Aufgabenstellung.
(a) Beantworte zum Text über den grünen Strom des ZDF diese Fragen:
(i) Um welche Uhrzeit verbreitete das ZDF am 1. März die hausinterne Mitteilung?
(ii) Wie viele Inlandsstudios nennt der Text?
(iii) Seit wann bezieht der Sender „grünen Strom“?
(b) Gib aus dem Text über den grünen Strom des ZDF den Abschnitt wortgetreu aus, beginnend bei „Am 1. März dieses“ und endend bei „es kräftig voran.“.

Vorgegebener Text.
Henryk M. Broder / 07.03.2019 / 06:10 / Foto: Pixabay / 84 / Seite ausdrucken

ZDF: Grüner als grün und nachhaltig wortkarg

Am 1. März dieses Jahres, um fünf nach acht, verbreitete das ZDF in einer hausinternen Mitteilung die frohe Botschaft, mit dem Umwelt- und Klimaschutz gehe es kräftig voran.

Sonne, Wind und Wasser – Grüner Strom für das ZDF

Sonne, Wind und Wasser – das ZDF steigt um auf grünen Strom und leistet damit als Unternehmen einen Beitrag zum Umwelt- und Klimaschutz. Für das Sendezentrum in Mainz und die 16 Inlandsstudios wird die Strommenge einer mittleren Kleinstadt benötigt. Da zahlt es ein auf die Umweltbilanz des Senders, den Stromanbieter zu wechseln und seit Januar dieses Jahres  auf "grünen Strom" umzusteigen.

Datensätze.

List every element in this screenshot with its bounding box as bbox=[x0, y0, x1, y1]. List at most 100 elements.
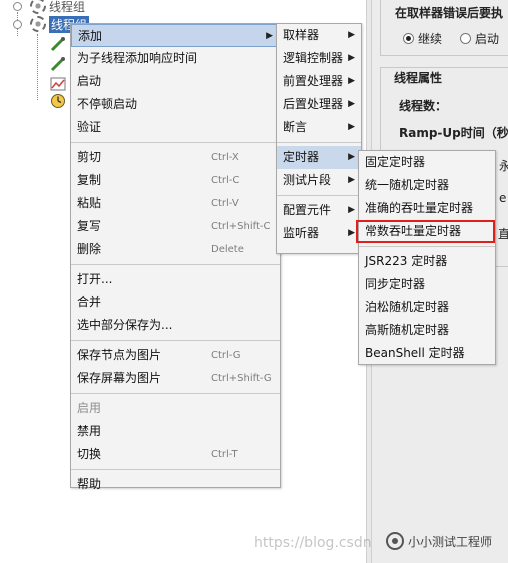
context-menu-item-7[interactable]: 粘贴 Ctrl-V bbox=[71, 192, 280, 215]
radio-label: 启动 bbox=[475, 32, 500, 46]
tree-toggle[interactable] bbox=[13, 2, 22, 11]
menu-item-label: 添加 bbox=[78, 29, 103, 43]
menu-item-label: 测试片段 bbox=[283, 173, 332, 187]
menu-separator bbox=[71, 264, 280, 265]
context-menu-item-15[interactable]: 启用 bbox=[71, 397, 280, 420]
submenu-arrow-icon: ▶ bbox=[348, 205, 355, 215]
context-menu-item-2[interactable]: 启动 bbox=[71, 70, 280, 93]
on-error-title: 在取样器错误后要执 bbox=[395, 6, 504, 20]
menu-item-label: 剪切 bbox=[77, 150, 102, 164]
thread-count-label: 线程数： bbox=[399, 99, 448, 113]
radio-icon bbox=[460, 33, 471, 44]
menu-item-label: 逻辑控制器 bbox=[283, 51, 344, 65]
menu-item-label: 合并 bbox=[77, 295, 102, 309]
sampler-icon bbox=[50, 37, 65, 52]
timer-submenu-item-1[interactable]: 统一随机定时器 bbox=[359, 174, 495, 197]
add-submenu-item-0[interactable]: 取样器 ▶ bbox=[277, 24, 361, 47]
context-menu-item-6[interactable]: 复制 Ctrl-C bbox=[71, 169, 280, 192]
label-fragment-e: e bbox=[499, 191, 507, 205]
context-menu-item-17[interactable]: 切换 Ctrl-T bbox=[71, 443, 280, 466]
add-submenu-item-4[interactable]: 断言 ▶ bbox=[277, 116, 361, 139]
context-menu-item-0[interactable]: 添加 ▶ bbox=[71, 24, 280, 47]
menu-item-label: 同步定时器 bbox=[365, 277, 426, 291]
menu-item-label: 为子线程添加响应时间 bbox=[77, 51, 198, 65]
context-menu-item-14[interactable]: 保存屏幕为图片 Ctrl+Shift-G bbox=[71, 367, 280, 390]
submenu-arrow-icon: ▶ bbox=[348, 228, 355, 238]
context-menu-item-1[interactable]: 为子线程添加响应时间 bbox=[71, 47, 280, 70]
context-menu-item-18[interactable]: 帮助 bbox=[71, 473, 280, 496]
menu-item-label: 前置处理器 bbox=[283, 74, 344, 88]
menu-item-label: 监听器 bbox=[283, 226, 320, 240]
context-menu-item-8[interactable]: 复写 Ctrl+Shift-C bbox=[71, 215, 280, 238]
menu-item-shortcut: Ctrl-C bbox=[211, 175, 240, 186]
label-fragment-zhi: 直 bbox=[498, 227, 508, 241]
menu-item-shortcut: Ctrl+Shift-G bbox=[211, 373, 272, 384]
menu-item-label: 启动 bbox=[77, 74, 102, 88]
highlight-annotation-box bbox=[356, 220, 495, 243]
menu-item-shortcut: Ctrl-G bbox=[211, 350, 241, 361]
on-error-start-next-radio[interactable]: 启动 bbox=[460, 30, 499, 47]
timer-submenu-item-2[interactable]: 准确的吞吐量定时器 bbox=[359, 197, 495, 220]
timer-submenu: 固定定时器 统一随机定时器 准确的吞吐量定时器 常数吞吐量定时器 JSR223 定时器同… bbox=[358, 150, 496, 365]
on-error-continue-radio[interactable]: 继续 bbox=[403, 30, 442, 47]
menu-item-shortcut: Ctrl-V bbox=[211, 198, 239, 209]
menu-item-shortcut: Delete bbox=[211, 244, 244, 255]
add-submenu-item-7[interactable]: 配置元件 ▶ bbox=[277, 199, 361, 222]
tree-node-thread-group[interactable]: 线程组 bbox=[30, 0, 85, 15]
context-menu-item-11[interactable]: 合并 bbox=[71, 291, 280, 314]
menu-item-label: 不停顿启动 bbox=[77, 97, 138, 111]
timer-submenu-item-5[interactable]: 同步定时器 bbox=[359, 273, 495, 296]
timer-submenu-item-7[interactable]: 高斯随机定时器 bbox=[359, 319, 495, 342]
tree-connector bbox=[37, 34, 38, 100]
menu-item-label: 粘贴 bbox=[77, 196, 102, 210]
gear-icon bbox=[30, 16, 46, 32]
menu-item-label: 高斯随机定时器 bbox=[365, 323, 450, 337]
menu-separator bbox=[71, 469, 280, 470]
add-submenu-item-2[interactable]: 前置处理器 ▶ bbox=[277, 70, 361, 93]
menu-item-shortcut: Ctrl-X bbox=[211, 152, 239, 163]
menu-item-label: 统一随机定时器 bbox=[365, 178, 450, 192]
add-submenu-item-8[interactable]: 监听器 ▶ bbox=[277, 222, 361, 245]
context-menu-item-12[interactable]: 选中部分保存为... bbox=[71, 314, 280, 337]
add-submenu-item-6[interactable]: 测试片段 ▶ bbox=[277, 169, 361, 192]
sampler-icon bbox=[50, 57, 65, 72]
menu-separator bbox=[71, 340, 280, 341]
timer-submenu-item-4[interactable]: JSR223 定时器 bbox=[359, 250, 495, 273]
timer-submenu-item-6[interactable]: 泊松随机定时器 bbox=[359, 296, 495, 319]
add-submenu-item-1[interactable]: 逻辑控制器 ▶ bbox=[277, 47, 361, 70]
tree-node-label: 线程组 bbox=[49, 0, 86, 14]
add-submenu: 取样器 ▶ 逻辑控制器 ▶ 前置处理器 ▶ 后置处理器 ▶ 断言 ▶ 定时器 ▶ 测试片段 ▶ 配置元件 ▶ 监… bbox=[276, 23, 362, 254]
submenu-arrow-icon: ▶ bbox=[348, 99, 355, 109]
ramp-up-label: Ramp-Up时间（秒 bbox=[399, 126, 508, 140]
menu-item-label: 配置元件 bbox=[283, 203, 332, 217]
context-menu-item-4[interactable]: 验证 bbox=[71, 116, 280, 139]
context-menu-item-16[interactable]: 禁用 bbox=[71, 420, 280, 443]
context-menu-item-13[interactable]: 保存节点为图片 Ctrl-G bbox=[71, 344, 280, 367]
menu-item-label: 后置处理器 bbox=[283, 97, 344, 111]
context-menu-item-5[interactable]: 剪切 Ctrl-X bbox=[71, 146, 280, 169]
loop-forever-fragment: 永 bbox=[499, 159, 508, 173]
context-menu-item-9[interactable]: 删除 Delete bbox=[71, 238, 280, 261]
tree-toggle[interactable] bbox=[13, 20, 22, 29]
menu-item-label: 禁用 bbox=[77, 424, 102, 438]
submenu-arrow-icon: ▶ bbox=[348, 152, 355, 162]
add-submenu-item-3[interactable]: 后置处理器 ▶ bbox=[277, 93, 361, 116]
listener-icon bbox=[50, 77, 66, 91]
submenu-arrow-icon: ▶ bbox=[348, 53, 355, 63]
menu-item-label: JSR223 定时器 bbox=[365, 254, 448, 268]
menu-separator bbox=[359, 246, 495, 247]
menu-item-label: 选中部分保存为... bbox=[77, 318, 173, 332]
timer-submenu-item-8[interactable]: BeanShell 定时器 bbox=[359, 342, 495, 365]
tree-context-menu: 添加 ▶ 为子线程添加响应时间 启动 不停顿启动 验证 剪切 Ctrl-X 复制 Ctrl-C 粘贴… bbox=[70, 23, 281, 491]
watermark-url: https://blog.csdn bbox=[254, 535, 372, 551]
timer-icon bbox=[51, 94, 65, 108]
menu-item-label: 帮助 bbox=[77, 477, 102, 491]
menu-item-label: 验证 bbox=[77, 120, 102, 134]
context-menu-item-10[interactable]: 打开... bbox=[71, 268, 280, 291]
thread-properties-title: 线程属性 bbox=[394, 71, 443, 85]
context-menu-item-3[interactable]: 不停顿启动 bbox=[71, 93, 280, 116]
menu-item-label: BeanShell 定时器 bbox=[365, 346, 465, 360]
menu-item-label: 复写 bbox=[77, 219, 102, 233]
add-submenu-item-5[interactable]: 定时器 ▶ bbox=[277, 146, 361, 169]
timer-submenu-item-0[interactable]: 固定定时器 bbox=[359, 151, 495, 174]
...
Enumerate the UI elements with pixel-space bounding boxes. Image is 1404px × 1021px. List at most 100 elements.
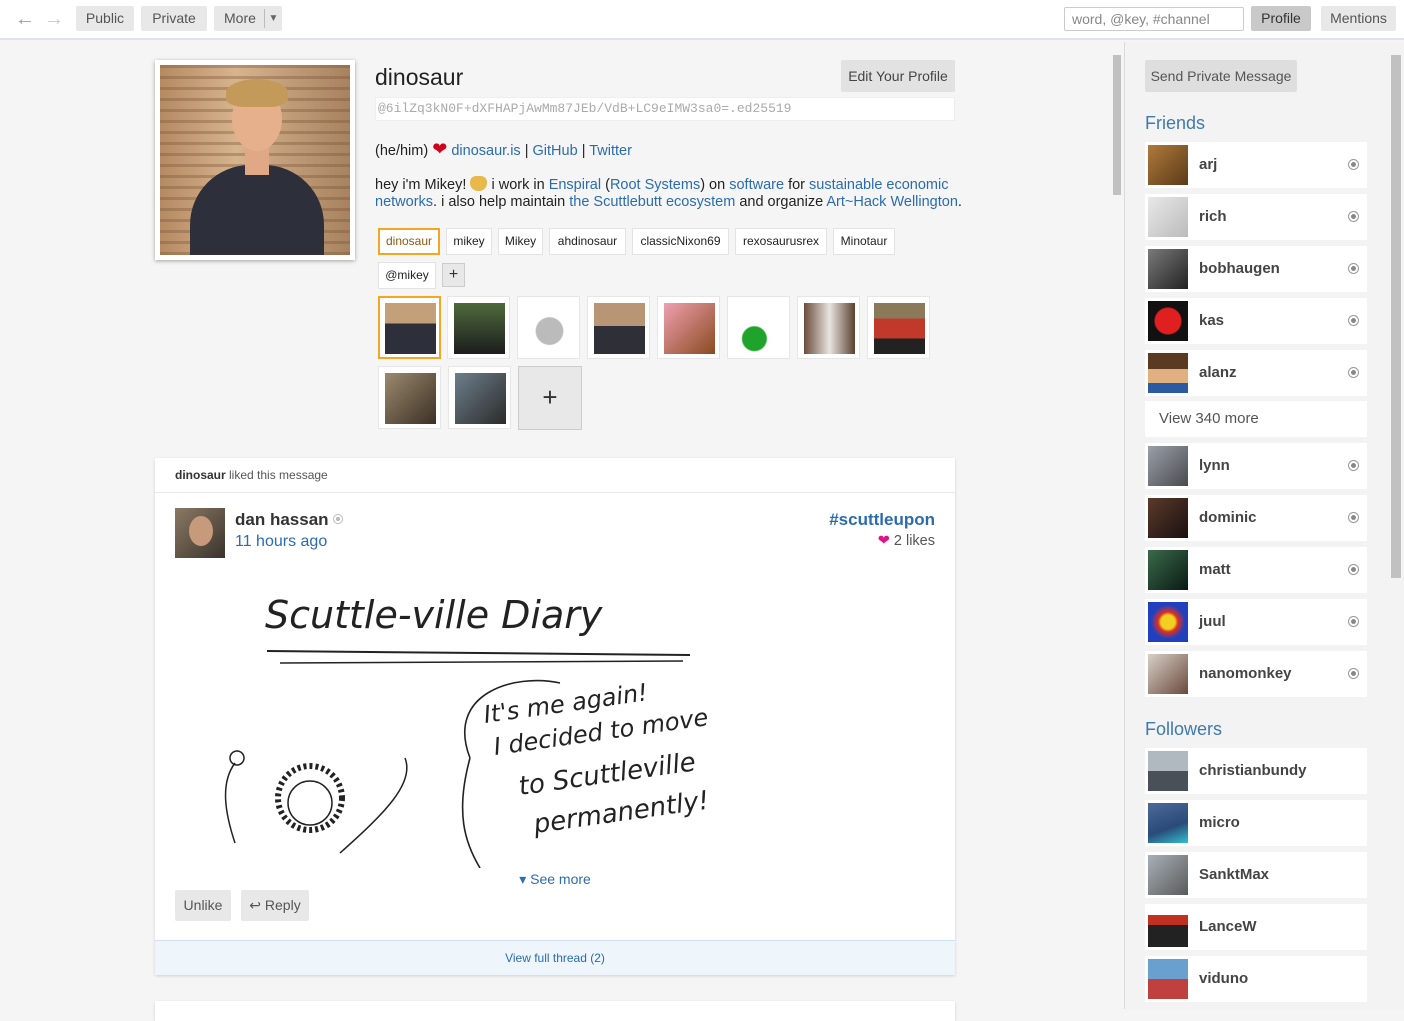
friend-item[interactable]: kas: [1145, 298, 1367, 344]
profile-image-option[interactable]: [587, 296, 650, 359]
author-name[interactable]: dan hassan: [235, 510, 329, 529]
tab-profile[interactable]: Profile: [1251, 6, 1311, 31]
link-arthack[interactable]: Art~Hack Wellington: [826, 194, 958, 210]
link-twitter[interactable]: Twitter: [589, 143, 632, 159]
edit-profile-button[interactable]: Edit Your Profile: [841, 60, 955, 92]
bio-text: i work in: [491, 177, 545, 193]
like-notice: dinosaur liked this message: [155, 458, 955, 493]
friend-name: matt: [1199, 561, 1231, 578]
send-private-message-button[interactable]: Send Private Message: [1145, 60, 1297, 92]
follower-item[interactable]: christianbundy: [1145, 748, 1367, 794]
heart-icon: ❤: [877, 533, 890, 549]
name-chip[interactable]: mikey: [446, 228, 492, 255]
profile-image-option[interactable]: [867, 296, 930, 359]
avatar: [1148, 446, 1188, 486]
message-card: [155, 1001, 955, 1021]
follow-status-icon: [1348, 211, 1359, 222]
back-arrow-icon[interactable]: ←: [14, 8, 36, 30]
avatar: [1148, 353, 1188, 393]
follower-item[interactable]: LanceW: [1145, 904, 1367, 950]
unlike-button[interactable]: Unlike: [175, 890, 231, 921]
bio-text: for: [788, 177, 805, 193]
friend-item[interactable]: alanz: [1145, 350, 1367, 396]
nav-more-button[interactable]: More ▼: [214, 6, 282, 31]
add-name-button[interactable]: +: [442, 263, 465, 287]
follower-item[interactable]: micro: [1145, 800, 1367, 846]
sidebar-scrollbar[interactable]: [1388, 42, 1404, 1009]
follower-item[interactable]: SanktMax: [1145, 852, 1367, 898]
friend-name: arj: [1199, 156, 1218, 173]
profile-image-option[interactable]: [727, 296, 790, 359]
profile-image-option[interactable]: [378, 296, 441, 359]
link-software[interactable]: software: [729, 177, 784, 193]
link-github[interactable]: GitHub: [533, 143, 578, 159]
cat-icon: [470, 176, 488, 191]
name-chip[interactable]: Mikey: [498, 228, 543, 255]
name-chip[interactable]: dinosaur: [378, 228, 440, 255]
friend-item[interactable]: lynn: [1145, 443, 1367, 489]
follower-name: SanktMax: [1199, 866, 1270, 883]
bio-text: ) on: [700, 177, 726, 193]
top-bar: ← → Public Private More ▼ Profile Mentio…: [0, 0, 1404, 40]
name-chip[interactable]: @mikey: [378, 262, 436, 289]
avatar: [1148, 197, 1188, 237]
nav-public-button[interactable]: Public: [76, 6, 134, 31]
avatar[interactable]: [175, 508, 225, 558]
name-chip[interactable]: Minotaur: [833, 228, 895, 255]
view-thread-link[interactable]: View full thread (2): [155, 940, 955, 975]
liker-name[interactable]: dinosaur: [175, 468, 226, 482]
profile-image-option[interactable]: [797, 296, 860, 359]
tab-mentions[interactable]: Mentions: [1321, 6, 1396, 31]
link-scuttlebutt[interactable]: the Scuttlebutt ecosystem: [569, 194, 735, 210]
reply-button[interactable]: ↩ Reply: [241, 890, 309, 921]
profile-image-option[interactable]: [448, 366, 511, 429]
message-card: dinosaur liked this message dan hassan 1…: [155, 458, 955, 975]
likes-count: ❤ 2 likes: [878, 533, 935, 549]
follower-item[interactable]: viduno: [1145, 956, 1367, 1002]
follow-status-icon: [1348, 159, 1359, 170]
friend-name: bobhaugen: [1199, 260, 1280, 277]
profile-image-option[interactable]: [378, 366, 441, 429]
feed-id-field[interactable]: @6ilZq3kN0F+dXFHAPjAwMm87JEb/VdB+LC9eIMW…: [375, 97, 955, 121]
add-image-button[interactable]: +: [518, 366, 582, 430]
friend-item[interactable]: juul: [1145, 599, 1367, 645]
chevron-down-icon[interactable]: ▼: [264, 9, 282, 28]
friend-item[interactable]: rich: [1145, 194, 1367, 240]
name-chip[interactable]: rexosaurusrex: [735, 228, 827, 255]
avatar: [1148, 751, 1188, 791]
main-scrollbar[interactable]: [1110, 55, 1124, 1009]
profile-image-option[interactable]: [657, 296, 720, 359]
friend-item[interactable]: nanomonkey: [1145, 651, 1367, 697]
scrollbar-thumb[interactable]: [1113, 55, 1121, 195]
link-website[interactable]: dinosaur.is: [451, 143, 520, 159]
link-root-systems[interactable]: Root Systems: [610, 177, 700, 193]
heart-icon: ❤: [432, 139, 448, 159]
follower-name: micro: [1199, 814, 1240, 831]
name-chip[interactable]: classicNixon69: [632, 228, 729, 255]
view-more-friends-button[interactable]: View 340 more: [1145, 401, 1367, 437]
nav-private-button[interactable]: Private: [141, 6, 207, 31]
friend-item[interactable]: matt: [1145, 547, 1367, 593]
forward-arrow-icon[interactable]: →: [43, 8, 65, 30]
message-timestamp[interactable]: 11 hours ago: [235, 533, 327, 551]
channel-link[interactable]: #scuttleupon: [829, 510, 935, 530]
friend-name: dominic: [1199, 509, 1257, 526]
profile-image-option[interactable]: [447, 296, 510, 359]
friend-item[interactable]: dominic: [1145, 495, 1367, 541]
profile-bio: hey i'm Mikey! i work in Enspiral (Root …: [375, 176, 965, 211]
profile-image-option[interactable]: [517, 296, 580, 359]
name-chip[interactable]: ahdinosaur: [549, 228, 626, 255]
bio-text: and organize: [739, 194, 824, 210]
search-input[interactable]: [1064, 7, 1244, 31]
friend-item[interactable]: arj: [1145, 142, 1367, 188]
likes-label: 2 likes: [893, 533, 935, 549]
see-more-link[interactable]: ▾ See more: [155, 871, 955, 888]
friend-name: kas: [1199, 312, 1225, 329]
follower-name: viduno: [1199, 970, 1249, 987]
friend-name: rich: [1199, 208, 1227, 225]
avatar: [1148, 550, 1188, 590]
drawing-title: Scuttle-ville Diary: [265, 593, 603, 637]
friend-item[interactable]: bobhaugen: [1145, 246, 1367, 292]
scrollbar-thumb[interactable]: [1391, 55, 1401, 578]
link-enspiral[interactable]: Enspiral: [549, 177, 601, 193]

Lösungen.
(a)
(i) Um fünf nach acht.
(ii) 16.
(iii) Seit Januar dieses Jahres.

(b)
Am 1. März dieses Jahres, um fünf nach acht, verbreitete das ZDF in einer hausinternen Mitteilung die frohe Botschaft, mit dem Umwelt- und Klimaschutz gehe es kräftig voran.